(Collected data entries)
+ + + +
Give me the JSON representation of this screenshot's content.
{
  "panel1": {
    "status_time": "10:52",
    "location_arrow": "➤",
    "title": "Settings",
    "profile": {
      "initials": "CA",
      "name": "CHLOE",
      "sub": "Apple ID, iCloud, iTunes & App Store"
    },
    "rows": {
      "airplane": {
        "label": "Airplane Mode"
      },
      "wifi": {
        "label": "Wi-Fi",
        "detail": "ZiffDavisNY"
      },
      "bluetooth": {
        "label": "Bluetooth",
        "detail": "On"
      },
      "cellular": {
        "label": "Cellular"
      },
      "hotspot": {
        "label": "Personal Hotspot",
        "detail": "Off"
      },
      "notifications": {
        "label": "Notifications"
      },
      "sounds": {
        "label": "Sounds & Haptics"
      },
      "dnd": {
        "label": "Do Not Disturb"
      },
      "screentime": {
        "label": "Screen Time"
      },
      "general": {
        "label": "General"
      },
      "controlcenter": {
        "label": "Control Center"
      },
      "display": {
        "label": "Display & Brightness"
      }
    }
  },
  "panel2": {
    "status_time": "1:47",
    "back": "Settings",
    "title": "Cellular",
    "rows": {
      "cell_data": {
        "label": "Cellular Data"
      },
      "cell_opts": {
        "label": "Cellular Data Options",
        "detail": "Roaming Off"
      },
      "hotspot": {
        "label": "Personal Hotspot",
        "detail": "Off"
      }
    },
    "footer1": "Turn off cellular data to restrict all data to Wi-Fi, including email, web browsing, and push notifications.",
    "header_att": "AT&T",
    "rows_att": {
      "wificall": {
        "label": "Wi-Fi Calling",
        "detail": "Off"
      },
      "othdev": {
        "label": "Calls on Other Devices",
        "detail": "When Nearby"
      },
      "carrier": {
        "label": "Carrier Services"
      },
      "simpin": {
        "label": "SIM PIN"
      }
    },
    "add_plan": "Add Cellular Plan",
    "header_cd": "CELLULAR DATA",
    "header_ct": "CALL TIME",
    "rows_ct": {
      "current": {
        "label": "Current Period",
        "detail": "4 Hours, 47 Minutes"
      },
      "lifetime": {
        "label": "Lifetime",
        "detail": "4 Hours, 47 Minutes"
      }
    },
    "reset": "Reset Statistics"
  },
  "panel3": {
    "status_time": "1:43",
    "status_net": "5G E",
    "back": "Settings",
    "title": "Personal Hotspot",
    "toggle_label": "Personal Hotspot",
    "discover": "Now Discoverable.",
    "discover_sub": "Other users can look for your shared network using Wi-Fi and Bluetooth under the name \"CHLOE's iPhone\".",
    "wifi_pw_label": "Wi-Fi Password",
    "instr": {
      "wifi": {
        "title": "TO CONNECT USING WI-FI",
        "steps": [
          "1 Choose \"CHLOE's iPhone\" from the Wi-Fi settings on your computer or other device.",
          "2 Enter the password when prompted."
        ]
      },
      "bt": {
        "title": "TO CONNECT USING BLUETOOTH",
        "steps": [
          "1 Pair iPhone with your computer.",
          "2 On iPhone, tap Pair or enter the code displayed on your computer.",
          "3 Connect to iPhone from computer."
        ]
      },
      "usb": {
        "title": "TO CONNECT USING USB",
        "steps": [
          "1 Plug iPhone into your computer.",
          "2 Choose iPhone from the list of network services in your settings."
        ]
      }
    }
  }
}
+ + + +
> _Work to do_
Copy out each line exactly.

> _Finished answer_
Give me the JSON representation of this screenshot's content.
{
  "panel1": {
    "status_time": "10:52",
    "location_arrow": "➤",
    "title": "Settings",
    "profile": {
      "initials": "CA",
      "name": "CHLOE",
      "sub": "Apple ID, iCloud, iTunes & App Store"
    },
    "rows": {
      "airplane": {
        "label": "Airplane Mode"
      },
      "wifi": {
        "label": "Wi-Fi",
        "detail": "ZiffDavisNY"
      },
      "bluetooth": {
        "label": "Bluetooth",
        "detail": "On"
      },
      "cellular": {
        "label": "Cellular"
      },
      "hotspot": {
        "label": "Personal Hotspot",
        "detail": "Off"
      },
      "notifications": {
        "label": "Notifications"
      },
      "sounds": {
        "label": "Sounds & Haptics"
      },
      "dnd": {
        "label": "Do Not Disturb"
      },
      "screentime": {
        "label": "Screen Time"
      },
      "general": {
        "label": "General"
      },
      "controlcenter": {
        "label": "Control Center"
      },
      "display": {
        "label": "Display & Brightness"
      }
    }
  },
  "panel2": {
    "status_time": "1:47",
    "back": "Settings",
    "title": "Cellular",
    "rows": {
      "cell_data": {
        "label": "Cellular Data"
      },
      "cell_opts": {
        "label": "Cellular Data Options",
        "detail": "Roaming Off"
      },
      "hotspot": {
        "label": "Personal Hotspot",
        "detail": "Off"
      }
    },
    "footer1": "Turn off cellular data to restrict all data to Wi-Fi, including email, web browsing, and push notifications.",
    "header_att": "AT&T",
    "rows_att": {
      "wificall": {
        "label": "Wi-Fi Calling",
        "detail": "Off"
      },
      "othdev": {
        "label": "Calls on Other Devices",
        "detail": "When Nearby"
      },
      "carrier": {
        "label": "Carrier Services"
      },
      "simpin": {
        "label": "SIM PIN"
      }
    },
    "add_plan": "Add Cellular Plan",
    "header_cd": "CELLULAR DATA",
    "header_ct": "CALL TIME",
    "rows_ct": {
      "current": {
        "label": "Current Period",
        "detail": "4 Hours, 47 Minutes"
      },
      "lifetime": {
        "label": "Lifetime",
        "detail": "4 Hours, 47 Minutes"
      }
    },
    "reset": "Reset Statistics"
  },
  "panel3": {
    "status_time": "1:43",
    "status_net": "5G E",
    "back": "Settings",
    "title": "Personal Hotspot",
    "toggle_label": "Personal Hotspot",
    "discover": "Now Discoverable.",
    "discover_sub": "Other users can look for your shared network using Wi-Fi and Bluetooth under the name \"CHLOE's iPhone\".",
    "wifi_pw_label": "Wi-Fi Password",
    "instr": {
      "wifi": {
        "title": "TO CONNECT USING WI-FI",
        "steps": [
          "1 Choose \"CHLOE's iPhone\" from the Wi-Fi settings on your computer or other device.",
          "2 Enter the password when prompted."
        ]
      },
      "bt": {
        "title": "TO CONNECT USING BLUETOOTH",
        "steps": [
          "1 Pair iPhone with your computer.",
          "2 On iPhone, tap Pair or enter the code displayed on your computer.",
          "3 Connect to iPhone from computer."
        ]
      },
      "usb": {
        "title": "TO CONNECT USING USB",
        "steps": [
          "1 Plug iPhone into your computer.",
          "2 Choose iPhone from the list of network services in your settings."
        ]
      }
    }
  }
}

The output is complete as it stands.